**Supplied material**.

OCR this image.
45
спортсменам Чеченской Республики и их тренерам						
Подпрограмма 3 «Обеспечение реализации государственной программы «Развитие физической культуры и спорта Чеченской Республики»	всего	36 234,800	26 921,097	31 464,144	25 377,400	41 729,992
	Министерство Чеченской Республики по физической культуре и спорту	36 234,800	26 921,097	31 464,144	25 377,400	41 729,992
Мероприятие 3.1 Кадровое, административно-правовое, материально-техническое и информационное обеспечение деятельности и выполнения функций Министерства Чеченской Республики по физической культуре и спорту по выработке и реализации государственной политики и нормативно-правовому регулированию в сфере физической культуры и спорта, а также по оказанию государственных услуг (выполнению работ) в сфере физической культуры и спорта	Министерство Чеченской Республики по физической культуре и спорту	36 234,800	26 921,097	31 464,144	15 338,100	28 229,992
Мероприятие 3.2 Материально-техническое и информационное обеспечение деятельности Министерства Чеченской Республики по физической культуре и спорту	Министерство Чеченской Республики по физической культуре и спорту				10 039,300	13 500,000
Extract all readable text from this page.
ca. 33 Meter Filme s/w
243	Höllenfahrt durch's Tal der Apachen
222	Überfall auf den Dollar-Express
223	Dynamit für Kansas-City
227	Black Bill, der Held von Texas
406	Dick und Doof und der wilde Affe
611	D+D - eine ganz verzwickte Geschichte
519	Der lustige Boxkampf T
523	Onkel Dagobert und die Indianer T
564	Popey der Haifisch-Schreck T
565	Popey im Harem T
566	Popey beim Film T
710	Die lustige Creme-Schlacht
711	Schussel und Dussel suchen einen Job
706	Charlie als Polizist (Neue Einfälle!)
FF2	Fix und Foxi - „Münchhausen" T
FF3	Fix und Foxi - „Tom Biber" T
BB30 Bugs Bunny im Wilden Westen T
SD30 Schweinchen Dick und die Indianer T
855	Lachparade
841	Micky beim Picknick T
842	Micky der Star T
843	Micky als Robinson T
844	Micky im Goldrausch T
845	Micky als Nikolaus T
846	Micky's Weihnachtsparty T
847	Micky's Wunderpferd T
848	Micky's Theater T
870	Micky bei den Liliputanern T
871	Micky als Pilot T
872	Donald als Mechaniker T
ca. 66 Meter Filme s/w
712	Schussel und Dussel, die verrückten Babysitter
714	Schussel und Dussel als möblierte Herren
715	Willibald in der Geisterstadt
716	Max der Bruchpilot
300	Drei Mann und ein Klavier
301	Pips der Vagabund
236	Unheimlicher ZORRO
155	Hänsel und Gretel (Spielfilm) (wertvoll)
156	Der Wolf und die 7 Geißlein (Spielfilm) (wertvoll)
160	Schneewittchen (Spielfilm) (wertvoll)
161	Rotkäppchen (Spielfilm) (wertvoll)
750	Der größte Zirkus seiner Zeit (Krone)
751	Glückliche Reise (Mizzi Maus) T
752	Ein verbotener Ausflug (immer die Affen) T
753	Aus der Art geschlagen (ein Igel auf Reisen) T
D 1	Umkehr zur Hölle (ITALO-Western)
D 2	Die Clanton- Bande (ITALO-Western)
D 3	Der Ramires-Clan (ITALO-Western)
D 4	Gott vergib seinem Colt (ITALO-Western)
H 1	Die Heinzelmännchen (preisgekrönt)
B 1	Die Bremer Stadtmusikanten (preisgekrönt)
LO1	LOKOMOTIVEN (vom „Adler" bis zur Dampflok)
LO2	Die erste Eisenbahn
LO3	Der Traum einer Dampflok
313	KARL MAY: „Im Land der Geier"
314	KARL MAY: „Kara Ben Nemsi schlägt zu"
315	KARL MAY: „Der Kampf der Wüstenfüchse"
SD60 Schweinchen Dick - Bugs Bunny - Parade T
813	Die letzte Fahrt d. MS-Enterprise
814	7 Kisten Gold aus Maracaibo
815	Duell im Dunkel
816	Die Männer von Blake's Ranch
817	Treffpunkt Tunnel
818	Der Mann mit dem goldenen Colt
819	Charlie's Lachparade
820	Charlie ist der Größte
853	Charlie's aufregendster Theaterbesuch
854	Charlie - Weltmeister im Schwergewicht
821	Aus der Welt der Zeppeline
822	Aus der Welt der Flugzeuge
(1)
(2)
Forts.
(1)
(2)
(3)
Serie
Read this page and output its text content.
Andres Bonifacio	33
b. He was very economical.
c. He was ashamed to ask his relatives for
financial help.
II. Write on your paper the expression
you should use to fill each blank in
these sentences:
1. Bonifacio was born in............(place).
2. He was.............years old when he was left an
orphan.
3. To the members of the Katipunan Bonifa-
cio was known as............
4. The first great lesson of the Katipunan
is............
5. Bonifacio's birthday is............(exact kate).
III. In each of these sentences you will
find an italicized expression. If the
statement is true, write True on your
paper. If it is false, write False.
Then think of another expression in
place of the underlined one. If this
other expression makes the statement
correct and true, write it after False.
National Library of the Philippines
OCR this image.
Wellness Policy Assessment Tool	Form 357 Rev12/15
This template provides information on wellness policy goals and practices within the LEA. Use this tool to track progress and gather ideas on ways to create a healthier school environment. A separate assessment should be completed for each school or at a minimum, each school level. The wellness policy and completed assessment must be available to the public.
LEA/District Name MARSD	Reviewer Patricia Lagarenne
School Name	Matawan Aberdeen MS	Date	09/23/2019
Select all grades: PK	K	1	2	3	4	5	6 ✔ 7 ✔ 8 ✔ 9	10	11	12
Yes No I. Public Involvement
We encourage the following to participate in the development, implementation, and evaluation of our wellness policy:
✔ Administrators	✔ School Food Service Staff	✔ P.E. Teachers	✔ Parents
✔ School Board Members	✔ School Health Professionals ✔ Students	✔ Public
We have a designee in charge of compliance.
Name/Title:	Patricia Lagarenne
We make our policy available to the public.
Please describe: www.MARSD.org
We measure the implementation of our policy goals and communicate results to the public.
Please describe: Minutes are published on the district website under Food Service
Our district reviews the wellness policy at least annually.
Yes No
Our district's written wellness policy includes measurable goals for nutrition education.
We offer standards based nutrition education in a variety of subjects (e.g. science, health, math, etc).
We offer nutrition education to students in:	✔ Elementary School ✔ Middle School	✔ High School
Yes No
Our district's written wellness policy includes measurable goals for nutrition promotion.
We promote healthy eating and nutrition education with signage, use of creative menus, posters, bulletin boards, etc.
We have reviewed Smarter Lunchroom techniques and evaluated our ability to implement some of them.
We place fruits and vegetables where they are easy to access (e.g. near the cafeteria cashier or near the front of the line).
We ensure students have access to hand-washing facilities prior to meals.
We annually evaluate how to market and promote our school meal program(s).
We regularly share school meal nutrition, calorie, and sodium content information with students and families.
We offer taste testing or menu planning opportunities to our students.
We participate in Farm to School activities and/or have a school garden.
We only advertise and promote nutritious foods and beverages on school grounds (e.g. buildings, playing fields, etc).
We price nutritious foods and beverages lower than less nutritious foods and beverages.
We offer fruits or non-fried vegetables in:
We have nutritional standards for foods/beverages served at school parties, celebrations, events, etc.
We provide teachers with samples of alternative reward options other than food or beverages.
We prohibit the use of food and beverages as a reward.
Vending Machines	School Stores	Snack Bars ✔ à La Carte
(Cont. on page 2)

**The task**. Copy each record from above exactly, and include every line.

**Exercise result**.
OCR this image.
45
спортсменам Чеченской Республики и их тренерам						
Подпрограмма 3 «Обеспечение реализации государственной программы «Развитие физической культуры и спорта Чеченской Республики»	всего	36 234,800	26 921,097	31 464,144	25 377,400	41 729,992
	Министерство Чеченской Республики по физической культуре и спорту	36 234,800	26 921,097	31 464,144	25 377,400	41 729,992
Мероприятие 3.1 Кадровое, административно-правовое, материально-техническое и информационное обеспечение деятельности и выполнения функций Министерства Чеченской Республики по физической культуре и спорту по выработке и реализации государственной политики и нормативно-правовому регулированию в сфере физической культуры и спорта, а также по оказанию государственных услуг (выполнению работ) в сфере физической культуры и спорта	Министерство Чеченской Республики по физической культуре и спорту	36 234,800	26 921,097	31 464,144	15 338,100	28 229,992
Мероприятие 3.2 Материально-техническое и информационное обеспечение деятельности Министерства Чеченской Республики по физической культуре и спорту	Министерство Чеченской Республики по физической культуре и спорту				10 039,300	13 500,000
Extract all readable text from this page.
ca. 33 Meter Filme s/w
243	Höllenfahrt durch's Tal der Apachen
222	Überfall auf den Dollar-Express
223	Dynamit für Kansas-City
227	Black Bill, der Held von Texas
406	Dick und Doof und der wilde Affe
611	D+D - eine ganz verzwickte Geschichte
519	Der lustige Boxkampf T
523	Onkel Dagobert und die Indianer T
564	Popey der Haifisch-Schreck T
565	Popey im Harem T
566	Popey beim Film T
710	Die lustige Creme-Schlacht
711	Schussel und Dussel suchen einen Job
706	Charlie als Polizist (Neue Einfälle!)
FF2	Fix und Foxi - „Münchhausen" T
FF3	Fix und Foxi - „Tom Biber" T
BB30 Bugs Bunny im Wilden Westen T
SD30 Schweinchen Dick und die Indianer T
855	Lachparade
841	Micky beim Picknick T
842	Micky der Star T
843	Micky als Robinson T
844	Micky im Goldrausch T
845	Micky als Nikolaus T
846	Micky's Weihnachtsparty T
847	Micky's Wunderpferd T
848	Micky's Theater T
870	Micky bei den Liliputanern T
871	Micky als Pilot T
872	Donald als Mechaniker T
ca. 66 Meter Filme s/w
712	Schussel und Dussel, die verrückten Babysitter
714	Schussel und Dussel als möblierte Herren
715	Willibald in der Geisterstadt
716	Max der Bruchpilot
300	Drei Mann und ein Klavier
301	Pips der Vagabund
236	Unheimlicher ZORRO
155	Hänsel und Gretel (Spielfilm) (wertvoll)
156	Der Wolf und die 7 Geißlein (Spielfilm) (wertvoll)
160	Schneewittchen (Spielfilm) (wertvoll)
161	Rotkäppchen (Spielfilm) (wertvoll)
750	Der größte Zirkus seiner Zeit (Krone)
751	Glückliche Reise (Mizzi Maus) T
752	Ein verbotener Ausflug (immer die Affen) T
753	Aus der Art geschlagen (ein Igel auf Reisen) T
D 1	Umkehr zur Hölle (ITALO-Western)
D 2	Die Clanton- Bande (ITALO-Western)
D 3	Der Ramires-Clan (ITALO-Western)
D 4	Gott vergib seinem Colt (ITALO-Western)
H 1	Die Heinzelmännchen (preisgekrönt)
B 1	Die Bremer Stadtmusikanten (preisgekrönt)
LO1	LOKOMOTIVEN (vom „Adler" bis zur Dampflok)
LO2	Die erste Eisenbahn
LO3	Der Traum einer Dampflok
313	KARL MAY: „Im Land der Geier"
314	KARL MAY: „Kara Ben Nemsi schlägt zu"
315	KARL MAY: „Der Kampf der Wüstenfüchse"
SD60 Schweinchen Dick - Bugs Bunny - Parade T
813	Die letzte Fahrt d. MS-Enterprise
814	7 Kisten Gold aus Maracaibo
815	Duell im Dunkel
816	Die Männer von Blake's Ranch
817	Treffpunkt Tunnel
818	Der Mann mit dem goldenen Colt
819	Charlie's Lachparade
820	Charlie ist der Größte
853	Charlie's aufregendster Theaterbesuch
854	Charlie - Weltmeister im Schwergewicht
821	Aus der Welt der Zeppeline
822	Aus der Welt der Flugzeuge
(1)
(2)
Forts.
(1)
(2)
(3)
Serie
Read this page and output its text content.
Andres Bonifacio	33
b. He was very economical.
c. He was ashamed to ask his relatives for
financial help.
II. Write on your paper the expression
you should use to fill each blank in
these sentences:
1. Bonifacio was born in............(place).
2. He was.............years old when he was left an
orphan.
3. To the members of the Katipunan Bonifa-
cio was known as............
4. The first great lesson of the Katipunan
is............
5. Bonifacio's birthday is............(exact kate).
III. In each of these sentences you will
find an italicized expression. If the
statement is true, write True on your
paper. If it is false, write False.
Then think of another expression in
place of the underlined one. If this
other expression makes the statement
correct and true, write it after False.
National Library of the Philippines
OCR this image.
Wellness Policy Assessment Tool	Form 357 Rev12/15
This template provides information on wellness policy goals and practices within the LEA. Use this tool to track progress and gather ideas on ways to create a healthier school environment. A separate assessment should be completed for each school or at a minimum, each school level. The wellness policy and completed assessment must be available to the public.
LEA/District Name MARSD	Reviewer Patricia Lagarenne
School Name	Matawan Aberdeen MS	Date	09/23/2019
Select all grades: PK	K	1	2	3	4	5	6 ✔ 7 ✔ 8 ✔ 9	10	11	12
Yes No I. Public Involvement
We encourage the following to participate in the development, implementation, and evaluation of our wellness policy:
✔ Administrators	✔ School Food Service Staff	✔ P.E. Teachers	✔ Parents
✔ School Board Members	✔ School Health Professionals ✔ Students	✔ Public
We have a designee in charge of compliance.
Name/Title:	Patricia Lagarenne
We make our policy available to the public.
Please describe: www.MARSD.org
We measure the implementation of our policy goals and communicate results to the public.
Please describe: Minutes are published on the district website under Food Service
Our district reviews the wellness policy at least annually.
Yes No
Our district's written wellness policy includes measurable goals for nutrition education.
We offer standards based nutrition education in a variety of subjects (e.g. science, health, math, etc).
We offer nutrition education to students in:	✔ Elementary School ✔ Middle School	✔ High School
Yes No
Our district's written wellness policy includes measurable goals for nutrition promotion.
We promote healthy eating and nutrition education with signage, use of creative menus, posters, bulletin boards, etc.
We have reviewed Smarter Lunchroom techniques and evaluated our ability to implement some of them.
We place fruits and vegetables where they are easy to access (e.g. near the cafeteria cashier or near the front of the line).
We ensure students have access to hand-washing facilities prior to meals.
We annually evaluate how to market and promote our school meal program(s).
We regularly share school meal nutrition, calorie, and sodium content information with students and families.
We offer taste testing or menu planning opportunities to our students.
We participate in Farm to School activities and/or have a school garden.
We only advertise and promote nutritious foods and beverages on school grounds (e.g. buildings, playing fields, etc).
We price nutritious foods and beverages lower than less nutritious foods and beverages.
We offer fruits or non-fried vegetables in:
We have nutritional standards for foods/beverages served at school parties, celebrations, events, etc.
We provide teachers with samples of alternative reward options other than food or beverages.
We prohibit the use of food and beverages as a reward.
Vending Machines	School Stores	Snack Bars ✔ à La Carte
(Cont. on page 2)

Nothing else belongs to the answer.